• [EXERCISE INSTRUCTIONS]
All lines featuring the string "JSON" are to be listed.

• [RECORDS FOR THIS TASK]
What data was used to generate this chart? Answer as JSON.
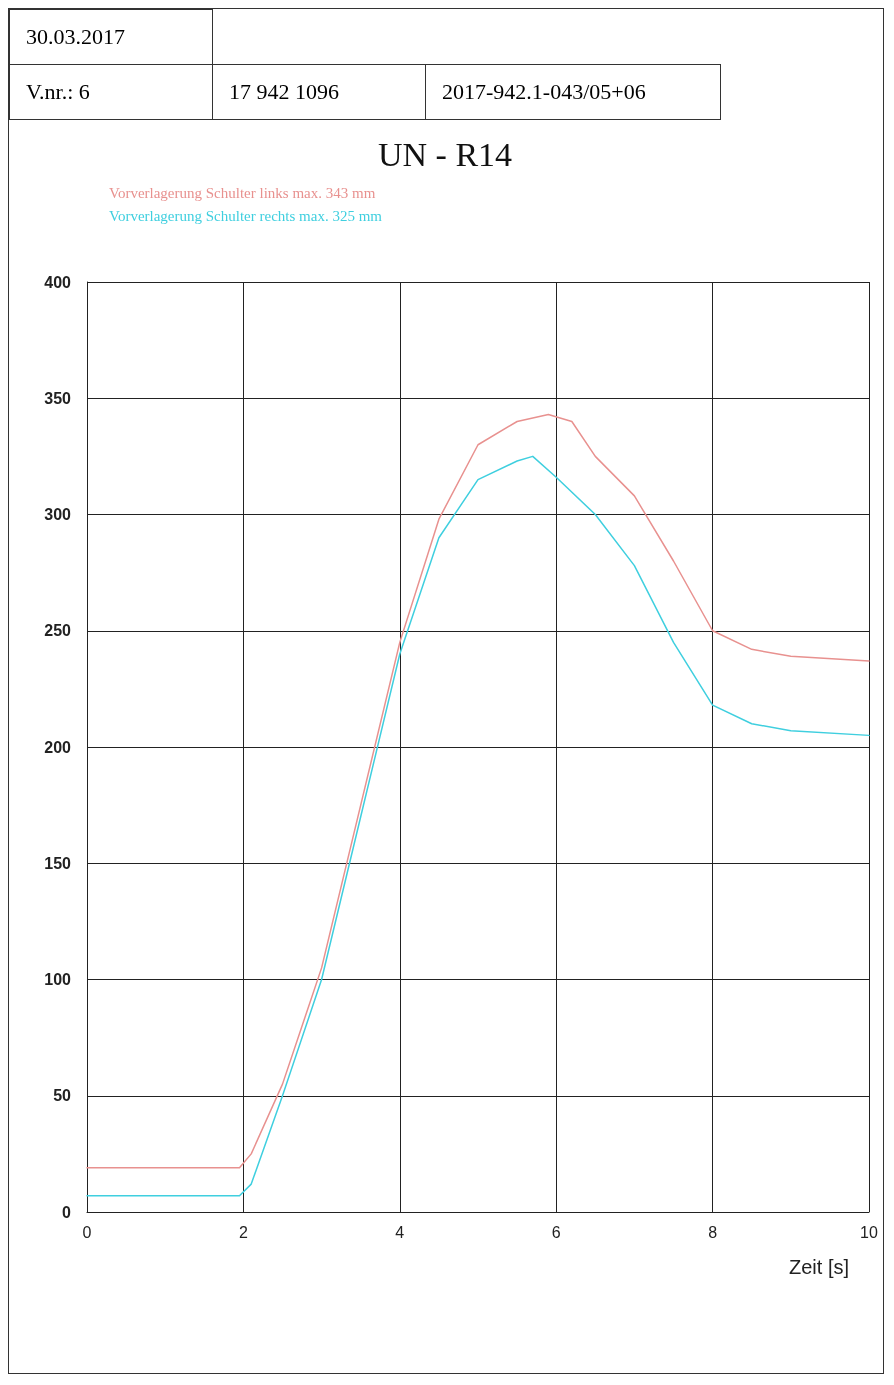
{
  "chart_data": {
    "type": "line",
    "title": "UN - R14",
    "xlabel": "Zeit [s]",
    "annotations": [
      "30.03.2017",
      "V.nr.: 6",
      "17 942 1096",
      "2017-942.1-043/05+06"
    ],
    "legend": "top left",
    "grid": true,
    "marker": "none",
    "line_style": "solid",
    "xlim": [
      0,
      10
    ],
    "xticks": [
      0,
      2,
      4,
      6,
      8,
      10
    ],
    "ylim": [
      0,
      400
    ],
    "yticks": [
      0,
      50,
      100,
      150,
      200,
      250,
      300,
      350,
      400
    ],
    "series": [
      {
        "name": "Vorverlagerung Schulter links max. 343 mm",
        "color": "#e8918f",
        "x": [
          0,
          1.95,
          2.1,
          2.5,
          3,
          3.5,
          4,
          4.5,
          5,
          5.5,
          5.9,
          6.2,
          6.5,
          7,
          7.5,
          8,
          8.5,
          9,
          10
        ],
        "values": [
          19,
          19,
          25,
          55,
          105,
          175,
          245,
          298,
          330,
          340,
          343,
          340,
          325,
          308,
          280,
          250,
          242,
          239,
          237
        ]
      },
      {
        "name": "Vorverlagerung Schulter rechts max. 325 mm",
        "color": "#3fcfdf",
        "x": [
          0,
          1.95,
          2.1,
          2.5,
          3,
          3.5,
          4,
          4.5,
          5,
          5.5,
          5.7,
          6,
          6.5,
          7,
          7.5,
          8,
          8.5,
          9,
          10
        ],
        "values": [
          7,
          7,
          12,
          50,
          100,
          170,
          240,
          290,
          315,
          323,
          325,
          316,
          300,
          278,
          245,
          218,
          210,
          207,
          205
        ]
      }
    ]
  }
}
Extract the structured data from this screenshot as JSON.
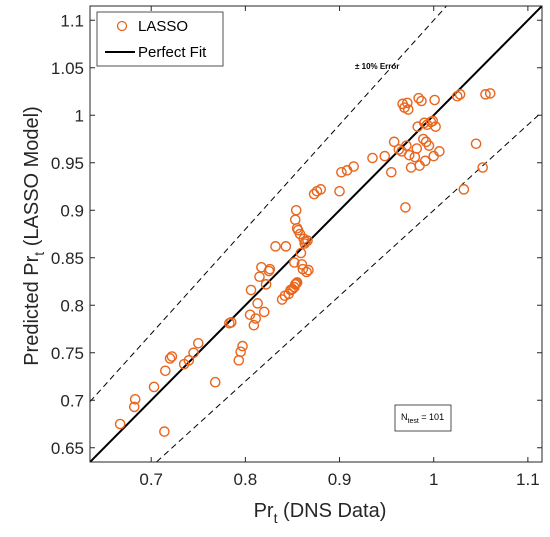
{
  "chart_data": {
    "type": "scatter",
    "xlabel": {
      "main": "Pr",
      "sub": "t",
      "rest": " (DNS Data)"
    },
    "ylabel": {
      "main": "Predicted Pr",
      "sub": "t",
      "rest": " (LASSO Model)"
    },
    "xlim": [
      0.635,
      1.115
    ],
    "ylim": [
      0.635,
      1.115
    ],
    "xticks": [
      0.7,
      0.8,
      0.9,
      1,
      1.1
    ],
    "xtick_labels": [
      "0.7",
      "0.8",
      "0.9",
      "1",
      "1.1"
    ],
    "yticks": [
      0.65,
      0.7,
      0.75,
      0.8,
      0.85,
      0.9,
      0.95,
      1,
      1.05,
      1.1
    ],
    "ytick_labels": [
      "0.65",
      "0.7",
      "0.75",
      "0.8",
      "0.85",
      "0.9",
      "0.95",
      "1",
      "1.05",
      "1.1"
    ],
    "grid": false,
    "legend": {
      "placement": "top-left",
      "entries": [
        "LASSO",
        "Perfect Fit"
      ]
    },
    "error_band_label": "± 10% Error",
    "error_band": 0.1,
    "test_count": {
      "main": "N",
      "sub": "test",
      "rest": " = 101"
    },
    "colors": {
      "lasso": "#e8661e",
      "fit": "#000000",
      "band": "#000000"
    },
    "series": [
      {
        "name": "LASSO",
        "points": [
          [
            0.667,
            0.675
          ],
          [
            0.682,
            0.693
          ],
          [
            0.683,
            0.701
          ],
          [
            0.703,
            0.714
          ],
          [
            0.714,
            0.667
          ],
          [
            0.715,
            0.731
          ],
          [
            0.72,
            0.744
          ],
          [
            0.722,
            0.746
          ],
          [
            0.735,
            0.738
          ],
          [
            0.74,
            0.742
          ],
          [
            0.745,
            0.75
          ],
          [
            0.75,
            0.76
          ],
          [
            0.768,
            0.719
          ],
          [
            0.783,
            0.781
          ],
          [
            0.785,
            0.782
          ],
          [
            0.793,
            0.742
          ],
          [
            0.795,
            0.751
          ],
          [
            0.797,
            0.757
          ],
          [
            0.805,
            0.79
          ],
          [
            0.806,
            0.816
          ],
          [
            0.809,
            0.779
          ],
          [
            0.811,
            0.786
          ],
          [
            0.813,
            0.802
          ],
          [
            0.815,
            0.83
          ],
          [
            0.817,
            0.84
          ],
          [
            0.82,
            0.793
          ],
          [
            0.822,
            0.822
          ],
          [
            0.825,
            0.836
          ],
          [
            0.826,
            0.838
          ],
          [
            0.832,
            0.862
          ],
          [
            0.839,
            0.806
          ],
          [
            0.842,
            0.81
          ],
          [
            0.843,
            0.862
          ],
          [
            0.846,
            0.812
          ],
          [
            0.848,
            0.816
          ],
          [
            0.85,
            0.817
          ],
          [
            0.852,
            0.819
          ],
          [
            0.853,
            0.822
          ],
          [
            0.854,
            0.823
          ],
          [
            0.855,
            0.824
          ],
          [
            0.852,
            0.845
          ],
          [
            0.853,
            0.89
          ],
          [
            0.854,
            0.9
          ],
          [
            0.855,
            0.881
          ],
          [
            0.856,
            0.879
          ],
          [
            0.858,
            0.875
          ],
          [
            0.859,
            0.855
          ],
          [
            0.86,
            0.843
          ],
          [
            0.861,
            0.838
          ],
          [
            0.862,
            0.87
          ],
          [
            0.863,
            0.865
          ],
          [
            0.864,
            0.867
          ],
          [
            0.865,
            0.835
          ],
          [
            0.866,
            0.868
          ],
          [
            0.867,
            0.837
          ],
          [
            0.873,
            0.917
          ],
          [
            0.876,
            0.92
          ],
          [
            0.88,
            0.922
          ],
          [
            0.902,
            0.94
          ],
          [
            0.908,
            0.942
          ],
          [
            0.915,
            0.946
          ],
          [
            0.948,
            0.957
          ],
          [
            0.955,
            0.94
          ],
          [
            0.963,
            0.964
          ],
          [
            0.966,
            0.962
          ],
          [
            0.967,
            1.012
          ],
          [
            0.969,
            1.008
          ],
          [
            0.97,
            0.903
          ],
          [
            0.971,
            0.968
          ],
          [
            0.972,
            1.013
          ],
          [
            0.973,
            1.006
          ],
          [
            0.974,
            0.958
          ],
          [
            0.976,
            0.945
          ],
          [
            0.98,
            0.956
          ],
          [
            0.982,
            0.965
          ],
          [
            0.983,
            0.988
          ],
          [
            0.984,
            1.018
          ],
          [
            0.985,
            0.947
          ],
          [
            0.987,
            1.015
          ],
          [
            0.989,
            0.975
          ],
          [
            0.99,
            0.992
          ],
          [
            0.991,
            0.952
          ],
          [
            0.992,
            0.972
          ],
          [
            0.993,
            0.99
          ],
          [
            0.995,
            0.968
          ],
          [
            0.997,
            0.993
          ],
          [
            0.999,
            0.994
          ],
          [
            1.0,
            0.957
          ],
          [
            1.001,
            1.016
          ],
          [
            1.002,
            0.988
          ],
          [
            1.006,
            0.962
          ],
          [
            1.025,
            1.02
          ],
          [
            1.028,
            1.022
          ],
          [
            1.032,
            0.922
          ],
          [
            1.045,
            0.97
          ],
          [
            1.052,
            0.945
          ],
          [
            1.055,
            1.022
          ],
          [
            1.06,
            1.023
          ],
          [
            0.9,
            0.92
          ],
          [
            0.935,
            0.955
          ],
          [
            0.958,
            0.972
          ]
        ]
      }
    ]
  }
}
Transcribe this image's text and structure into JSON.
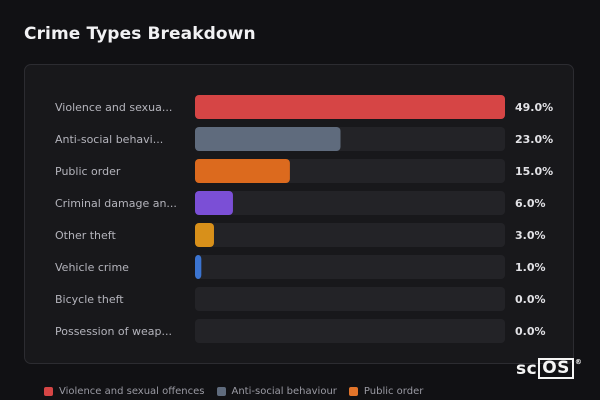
{
  "title": "Crime Types Breakdown",
  "logo": {
    "prefix": "sc",
    "boxed": "OS",
    "mark": "®"
  },
  "chart_data": {
    "type": "bar",
    "orientation": "horizontal",
    "title": "Crime Types Breakdown",
    "value_unit": "%",
    "xlim": [
      0,
      49
    ],
    "categories": [
      "Violence and sexua...",
      "Anti-social behavi...",
      "Public order",
      "Criminal damage an...",
      "Other theft",
      "Vehicle crime",
      "Bicycle theft",
      "Possession of weap..."
    ],
    "values": [
      49.0,
      23.0,
      15.0,
      6.0,
      3.0,
      1.0,
      0.0,
      0.0
    ],
    "value_labels": [
      "49.0%",
      "23.0%",
      "15.0%",
      "6.0%",
      "3.0%",
      "1.0%",
      "0.0%",
      "0.0%"
    ],
    "colors": [
      "#d64545",
      "#5f6b7d",
      "#dc6a1e",
      "#7b4fd6",
      "#d8901a",
      "#3b74d1",
      "#55555c",
      "#55555c"
    ],
    "track_color": "#232327",
    "legend": {
      "placement": "bottom-left",
      "entries": [
        {
          "label": "Violence and sexual offences",
          "color": "#d64545"
        },
        {
          "label": "Anti-social behaviour",
          "color": "#5f6b7d"
        },
        {
          "label": "Public order",
          "color": "#e2742a"
        }
      ]
    }
  }
}
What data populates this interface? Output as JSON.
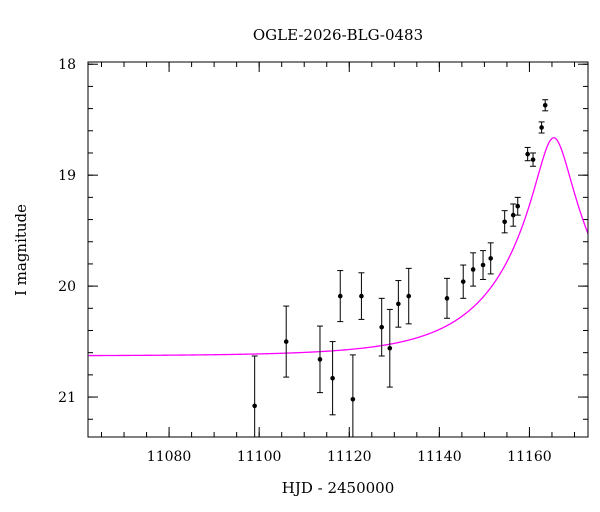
{
  "chart_data": {
    "type": "scatter",
    "title": "OGLE-2026-BLG-0483",
    "xlabel": "HJD - 2450000",
    "ylabel": "I magnitude",
    "xlim": [
      11062,
      11173
    ],
    "ylim": [
      21.36,
      17.98
    ],
    "y_inverted": true,
    "grid": false,
    "x_ticks": [
      {
        "value": 11080,
        "label": "11080"
      },
      {
        "value": 11100,
        "label": "11100"
      },
      {
        "value": 11120,
        "label": "11120"
      },
      {
        "value": 11140,
        "label": "11140"
      },
      {
        "value": 11160,
        "label": "11160"
      }
    ],
    "y_ticks": [
      {
        "value": 18,
        "label": "18"
      },
      {
        "value": 19,
        "label": "19"
      },
      {
        "value": 20,
        "label": "20"
      },
      {
        "value": 21,
        "label": "21"
      }
    ],
    "x_minor_step": 5,
    "y_minor_step": 0.2,
    "series": [
      {
        "type": "scatter_errorbar",
        "color": "#000000",
        "points": [
          {
            "x": 11099.0,
            "y": 21.08,
            "err": 0.45
          },
          {
            "x": 11106.0,
            "y": 20.5,
            "err": 0.32
          },
          {
            "x": 11113.5,
            "y": 20.66,
            "err": 0.3
          },
          {
            "x": 11116.3,
            "y": 20.83,
            "err": 0.33
          },
          {
            "x": 11118.0,
            "y": 20.09,
            "err": 0.23
          },
          {
            "x": 11120.8,
            "y": 21.02,
            "err": 0.4
          },
          {
            "x": 11122.7,
            "y": 20.09,
            "err": 0.21
          },
          {
            "x": 11127.2,
            "y": 20.37,
            "err": 0.26
          },
          {
            "x": 11129.0,
            "y": 20.56,
            "err": 0.35
          },
          {
            "x": 11130.9,
            "y": 20.16,
            "err": 0.21
          },
          {
            "x": 11133.2,
            "y": 20.09,
            "err": 0.25
          },
          {
            "x": 11141.7,
            "y": 20.11,
            "err": 0.18
          },
          {
            "x": 11145.3,
            "y": 19.96,
            "err": 0.15
          },
          {
            "x": 11147.5,
            "y": 19.85,
            "err": 0.15
          },
          {
            "x": 11149.7,
            "y": 19.81,
            "err": 0.13
          },
          {
            "x": 11151.4,
            "y": 19.75,
            "err": 0.14
          },
          {
            "x": 11154.5,
            "y": 19.42,
            "err": 0.1
          },
          {
            "x": 11156.4,
            "y": 19.36,
            "err": 0.1
          },
          {
            "x": 11157.4,
            "y": 19.28,
            "err": 0.08
          },
          {
            "x": 11159.6,
            "y": 18.81,
            "err": 0.06
          },
          {
            "x": 11160.8,
            "y": 18.86,
            "err": 0.06
          },
          {
            "x": 11162.7,
            "y": 18.57,
            "err": 0.05
          },
          {
            "x": 11163.5,
            "y": 18.37,
            "err": 0.05
          }
        ]
      },
      {
        "type": "line",
        "color": "#ff00ff",
        "model": {
          "baseline": 20.63,
          "t0": 11165.4,
          "tE": 22.1,
          "u0": 0.165
        }
      }
    ]
  }
}
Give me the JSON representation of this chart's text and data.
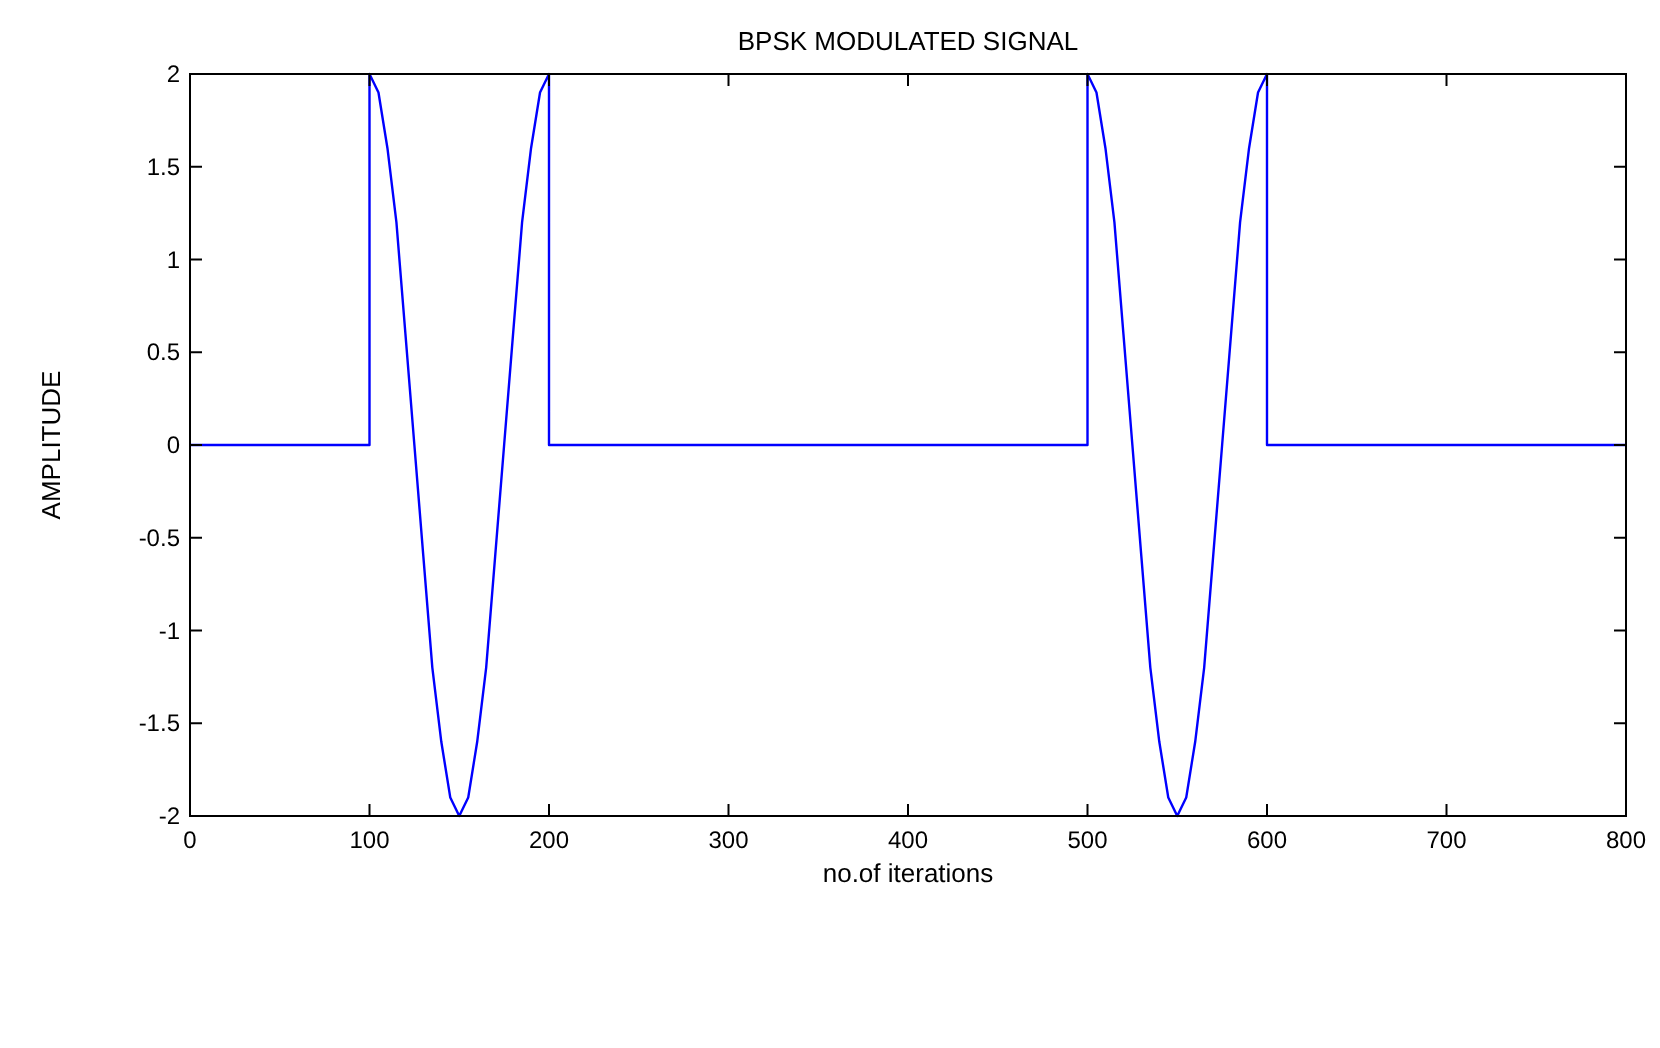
{
  "chart_data": {
    "type": "line",
    "title": "BPSK MODULATED SIGNAL",
    "xlabel": "no.of iterations",
    "ylabel": "AMPLITUDE",
    "xlim": [
      0,
      800
    ],
    "xticks": [
      0,
      100,
      200,
      300,
      400,
      500,
      600,
      700,
      800
    ],
    "ylim": [
      -2,
      2
    ],
    "yticks": [
      -2,
      -1.5,
      -1,
      -0.5,
      0,
      0.5,
      1,
      1.5,
      2
    ],
    "grid": false,
    "marker": "none",
    "line_style": "solid",
    "series": [
      {
        "color": "#0000ff",
        "x": [
          0,
          100,
          100,
          105,
          110,
          115,
          120,
          125,
          130,
          135,
          140,
          145,
          150,
          155,
          160,
          165,
          170,
          175,
          180,
          185,
          190,
          195,
          200,
          200,
          500,
          500,
          505,
          510,
          515,
          520,
          525,
          530,
          535,
          540,
          545,
          550,
          555,
          560,
          565,
          570,
          575,
          580,
          585,
          590,
          595,
          600,
          600,
          800
        ],
        "values": [
          0,
          0,
          2,
          1.9,
          1.6,
          1.2,
          0.6,
          0,
          -0.6,
          -1.2,
          -1.6,
          -1.9,
          -2,
          -1.9,
          -1.6,
          -1.2,
          -0.6,
          0,
          0.6,
          1.2,
          1.6,
          1.9,
          2,
          0,
          0,
          2,
          1.9,
          1.6,
          1.2,
          0.6,
          0,
          -0.6,
          -1.2,
          -1.6,
          -1.9,
          -2,
          -1.9,
          -1.6,
          -1.2,
          -0.6,
          0,
          0.6,
          1.2,
          1.6,
          1.9,
          2,
          0,
          0
        ]
      }
    ]
  }
}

• [FULL SOLUTION]
What data was used to generate this chart? Answer as JSON.
Extract the structured data from this screenshot as JSON.
Transcribe this image's text and structure into JSON.
What data populates this interface? Output as JSON.
Give me the JSON representation of this chart's text and data.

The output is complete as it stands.